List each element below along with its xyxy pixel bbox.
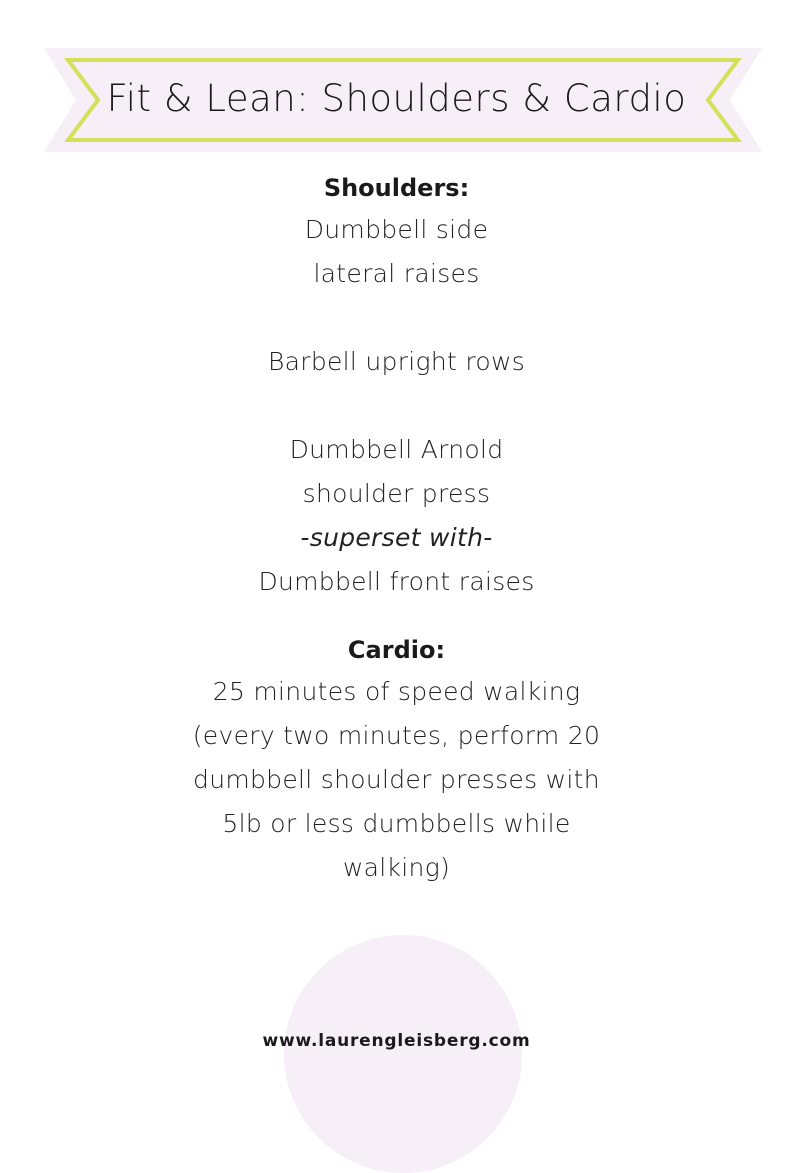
shoulders-heading: Shoulders:: [323, 174, 470, 202]
page-title: Fit & Lean: Shoulders & Cardio: [106, 77, 687, 120]
superset-note: -superset with-: [300, 523, 493, 552]
exercise-line: lateral raises: [313, 259, 480, 288]
cardio-line: 25 minutes of speed walking: [212, 677, 581, 706]
cardio-line: dumbbell shoulder presses with: [193, 765, 600, 794]
website-link[interactable]: www.laurengleisberg.com: [262, 1031, 531, 1051]
exercise-line: shoulder press: [302, 479, 491, 508]
cardio-line: walking): [342, 853, 451, 882]
exercise-line: Dumbbell side: [304, 215, 489, 244]
cardio-heading: Cardio:: [347, 636, 446, 664]
exercise-line: Dumbbell Arnold: [289, 435, 504, 464]
decorative-circle: [284, 935, 522, 1173]
title-banner: [0, 40, 793, 160]
cardio-line: (every two minutes, perform 20: [192, 721, 601, 750]
cardio-line: 5lb or less dumbbells while: [222, 809, 571, 838]
exercise-line: Barbell upright rows: [267, 347, 526, 376]
exercise-line: Dumbbell front raises: [258, 567, 535, 596]
workout-content: [0, 168, 793, 890]
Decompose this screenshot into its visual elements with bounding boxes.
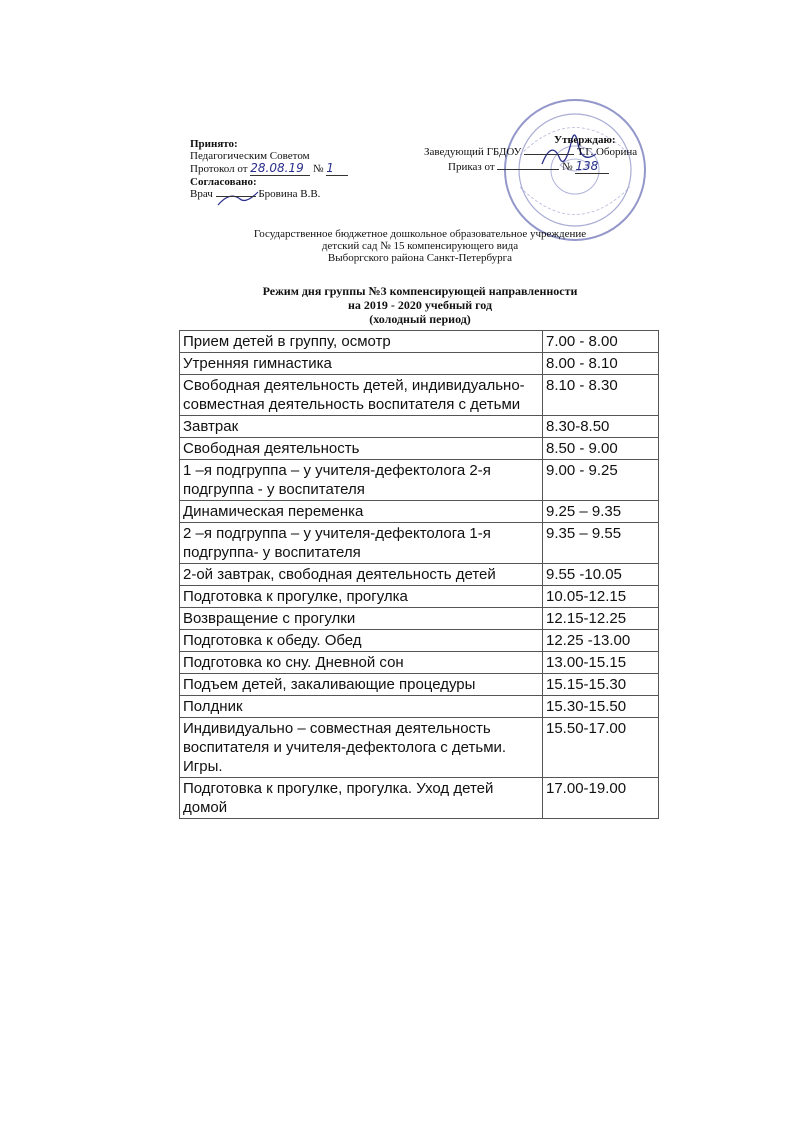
- table-row: [180, 523, 659, 564]
- table-row: [180, 674, 659, 696]
- title-line-1: Режим дня группы №3 компенсирующей направленности: [262, 284, 578, 298]
- head-signature-line: [524, 154, 574, 155]
- time-cell: 9.00 - 9.25: [543, 460, 659, 501]
- approve-label: Утверждаю:: [554, 134, 616, 146]
- time-cell: 13.00-15.15: [543, 652, 659, 674]
- institution-line-2: детский сад № 15 компенсирующего вида: [321, 240, 519, 252]
- time-cell: 15.50-17.00: [543, 718, 659, 778]
- order-date-line: [497, 169, 559, 170]
- activity-cell: Завтрак: [180, 416, 543, 438]
- activity-cell: Свободная деятельность детей, индивидуально-совместная деятельность воспитателя с детьми: [180, 375, 543, 416]
- activity-cell: Индивидуально – совместная деятельность воспитателя и учителя-дефектолога с детьми. Игры.: [180, 718, 543, 778]
- schedule-body: [180, 331, 659, 819]
- table-row: [180, 375, 659, 416]
- time-cell: 8.50 - 9.00: [543, 438, 659, 460]
- title-line-2: на 2019 - 2020 учебный год: [347, 298, 493, 312]
- order-label: Приказ от: [448, 161, 495, 173]
- head-name: Т.Г. Оборина: [576, 146, 638, 158]
- table-row: [180, 501, 659, 523]
- institution-line-1: Государственное бюджетное дошкольное образовательное учреждение: [253, 228, 587, 240]
- table-row: [180, 353, 659, 375]
- activity-cell: Возвращение с прогулки: [180, 608, 543, 630]
- table-row: [180, 416, 659, 438]
- doctor-label: Врач: [190, 188, 213, 200]
- accepted-label: Принято:: [190, 138, 238, 150]
- activity-cell: Свободная деятельность: [180, 438, 543, 460]
- time-cell: 9.25 – 9.35: [543, 501, 659, 523]
- table-row: [180, 438, 659, 460]
- time-cell: 8.10 - 8.30: [543, 375, 659, 416]
- time-cell: 10.05-12.15: [543, 586, 659, 608]
- time-cell: 17.00-19.00: [543, 778, 659, 819]
- time-cell: 15.15-15.30: [543, 674, 659, 696]
- time-cell: 8.30-8.50: [543, 416, 659, 438]
- doctor-signature-line: [216, 196, 256, 197]
- protocol-label: Протокол от: [190, 163, 248, 175]
- head-line: [424, 146, 637, 159]
- time-cell: 8.00 - 8.10: [543, 353, 659, 375]
- table-row: [180, 460, 659, 501]
- activity-cell: Подготовка к прогулке, прогулка. Уход детей домой: [180, 778, 543, 819]
- protocol-number: 1: [326, 162, 348, 176]
- table-row: [180, 652, 659, 674]
- council-text: Педагогическим Советом: [190, 150, 310, 162]
- order-number: 138: [575, 160, 609, 174]
- table-row: [180, 630, 659, 652]
- activity-cell: Подготовка к прогулке, прогулка: [180, 586, 543, 608]
- time-cell: 9.35 – 9.55: [543, 523, 659, 564]
- activity-cell: 1 –я подгруппа – у учителя-дефектолога 2-я подгруппа - у воспитателя: [180, 460, 543, 501]
- time-cell: 12.25 -13.00: [543, 630, 659, 652]
- activity-cell: Динамическая переменка: [180, 501, 543, 523]
- activity-cell: Полдник: [180, 696, 543, 718]
- agreed-label: Согласовано:: [190, 176, 257, 188]
- activity-cell: Подготовка к обеду. Обед: [180, 630, 543, 652]
- activity-cell: Утренняя гимнастика: [180, 353, 543, 375]
- table-row: [180, 778, 659, 819]
- table-row: [180, 586, 659, 608]
- protocol-line: [190, 162, 348, 176]
- table-row: [180, 331, 659, 353]
- head-label: Заведующий ГБДОУ: [424, 146, 522, 158]
- time-cell: 15.30-15.50: [543, 696, 659, 718]
- activity-cell: 2-ой завтрак, свободная деятельность детей: [180, 564, 543, 586]
- activity-cell: 2 –я подгруппа – у учителя-дефектолога 1-я подгруппа- у воспитателя: [180, 523, 543, 564]
- activity-cell: Прием детей в группу, осмотр: [180, 331, 543, 353]
- schedule-table: [179, 330, 659, 819]
- table-row: [180, 718, 659, 778]
- title-line-3: (холодный период): [369, 312, 471, 326]
- table-row: [180, 696, 659, 718]
- doctor-name: Бровина В.В.: [258, 188, 321, 200]
- time-cell: 12.15-12.25: [543, 608, 659, 630]
- order-number-label: №: [562, 161, 573, 173]
- time-cell: 9.55 -10.05: [543, 564, 659, 586]
- doctor-line: [190, 188, 320, 201]
- order-line: [448, 160, 609, 174]
- activity-cell: Подготовка ко сну. Дневной сон: [180, 652, 543, 674]
- activity-cell: Подъем детей, закаливающие процедуры: [180, 674, 543, 696]
- time-cell: 7.00 - 8.00: [543, 331, 659, 353]
- table-row: [180, 608, 659, 630]
- table-row: [180, 564, 659, 586]
- protocol-date: 28.08.19: [250, 162, 310, 176]
- protocol-number-label: №: [313, 163, 324, 175]
- institution-line-3: Выборгского района Санкт-Петербурга: [327, 252, 513, 264]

.....

- Given instruction
Rewrite the records from their start through the line containing "Decompose this screenshot", inclusive, replacing "exercise-line" with "exercise-row" and leaving everything else unchanged. Give only those lines, and omit the pictures.

- Solution
List each element below along with its xyxy pixel bbox.
shoulders-heading: Shoulders:: [323, 174, 470, 202]
page-title: Fit & Lean: Shoulders & Cardio: [106, 77, 687, 120]
superset-note: -superset with-: [300, 523, 493, 552]
exercise-row: lateral raises: [313, 259, 480, 288]
cardio-line: 25 minutes of speed walking: [212, 677, 581, 706]
cardio-line: dumbbell shoulder presses with: [193, 765, 600, 794]
website-link[interactable]: www.laurengleisberg.com: [262, 1031, 531, 1051]
exercise-row: shoulder press: [302, 479, 491, 508]
cardio-line: walking): [342, 853, 451, 882]
exercise-row: Dumbbell side: [304, 215, 489, 244]
cardio-heading: Cardio:: [347, 636, 446, 664]
exercise-row: Dumbbell Arnold: [289, 435, 504, 464]
decorative-circle: [284, 935, 522, 1173]
title-banner: [0, 40, 793, 160]
cardio-line: (every two minutes, perform 20: [192, 721, 601, 750]
cardio-line: 5lb or less dumbbells while: [222, 809, 571, 838]
exercise-row: Barbell upright rows: [267, 347, 526, 376]
exercise-row: Dumbbell front raises: [258, 567, 535, 596]
workout-content: [0, 168, 793, 890]
Decompose this screenshot into its visual elements with bounding boxes.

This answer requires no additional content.